Values are presented as mean ± SEM. A 2-way analysis of variance with repeated measures was used to detect significance between groups over time pre- and postsupplementation and within groups as an effect of supplementation. Differences between individual means, within and between dietary groups, were further analyzed by post hoc Bonferroni analysis. Statistical significance was accepted at P < 0.05 level. Statistical analysis was performed using Statistix for Windows (Analytical Software, Tallahassee, FL, USA).



There was no significant difference in fish consumption between the groups before dietary supplementation (control: 3.3 ± 0.3, FO: 2.8 ± 0.3 fish meals per month). The mean TI per week was consistent within groups during the 8 weeks of supplementation (data not shown), and there was no significant difference between dietary groups (control: 512 ± 26, FO: 462 ± 99 TI/week).

Red Blood Cell Membrane Fatty Acids

There were no significant differences in red blood cell fatty acid composition before supplementation. There were no changes in fatty acid composition after control supplementation. After FO supplementation, there were significant increases in membrane fatty acid levels of DHA (22:6n-3), the sum of PUFA and the sum of omega-3 PUFA (P < 0.05) (Table 2). The FO supplementation produced no change in the polyunsaturated/saturated (P:S) ratio (control: pre 1.05, post 1.06; FO: pre 1.02, post 1.07) but significantly decreased the (n-6)/(n-3) ratio (control: pre 1.48, post 1.44, FO: pre 1.6, post 1.17) (P < 0.05).

ENTRIES SHOWN:

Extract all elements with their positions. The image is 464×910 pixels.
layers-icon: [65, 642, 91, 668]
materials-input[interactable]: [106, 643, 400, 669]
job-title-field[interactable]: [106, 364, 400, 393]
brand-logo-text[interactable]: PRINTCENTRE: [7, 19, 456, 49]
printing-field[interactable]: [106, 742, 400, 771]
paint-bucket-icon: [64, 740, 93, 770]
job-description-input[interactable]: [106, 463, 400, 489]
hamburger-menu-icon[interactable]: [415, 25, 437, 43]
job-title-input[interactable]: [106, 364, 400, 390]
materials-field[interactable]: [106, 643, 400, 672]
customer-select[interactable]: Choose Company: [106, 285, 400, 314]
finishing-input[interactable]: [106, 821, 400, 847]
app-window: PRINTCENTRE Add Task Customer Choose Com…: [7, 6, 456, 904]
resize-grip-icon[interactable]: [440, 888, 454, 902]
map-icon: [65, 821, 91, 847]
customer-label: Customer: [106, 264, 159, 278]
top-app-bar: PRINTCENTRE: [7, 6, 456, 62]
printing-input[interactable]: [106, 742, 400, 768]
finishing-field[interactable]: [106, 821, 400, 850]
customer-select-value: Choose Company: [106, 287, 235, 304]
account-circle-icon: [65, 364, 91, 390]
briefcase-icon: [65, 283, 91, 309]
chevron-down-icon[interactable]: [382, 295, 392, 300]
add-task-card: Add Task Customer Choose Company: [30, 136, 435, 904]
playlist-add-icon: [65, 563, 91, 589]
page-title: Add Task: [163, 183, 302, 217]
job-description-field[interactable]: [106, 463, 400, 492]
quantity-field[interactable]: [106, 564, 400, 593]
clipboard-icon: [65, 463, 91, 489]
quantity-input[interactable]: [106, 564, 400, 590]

TASK: Return, copied exactly from the text on supplementation and red blood cell fatty acids, the part that begins with the words containing "There was no significant difference in" and ends with "462 ± 99 TI/week).".

ANSWER FOR THE TASK:
There was no significant difference in fish consumption between the groups before dietary supplementation (control: 3.3 ± 0.3, FO: 2.8 ± 0.3 fish meals per month). The mean TI per week was consistent within groups during the 8 weeks of supplementation (data not shown), and there was no significant difference between dietary groups (control: 512 ± 26, FO: 462 ± 99 TI/week).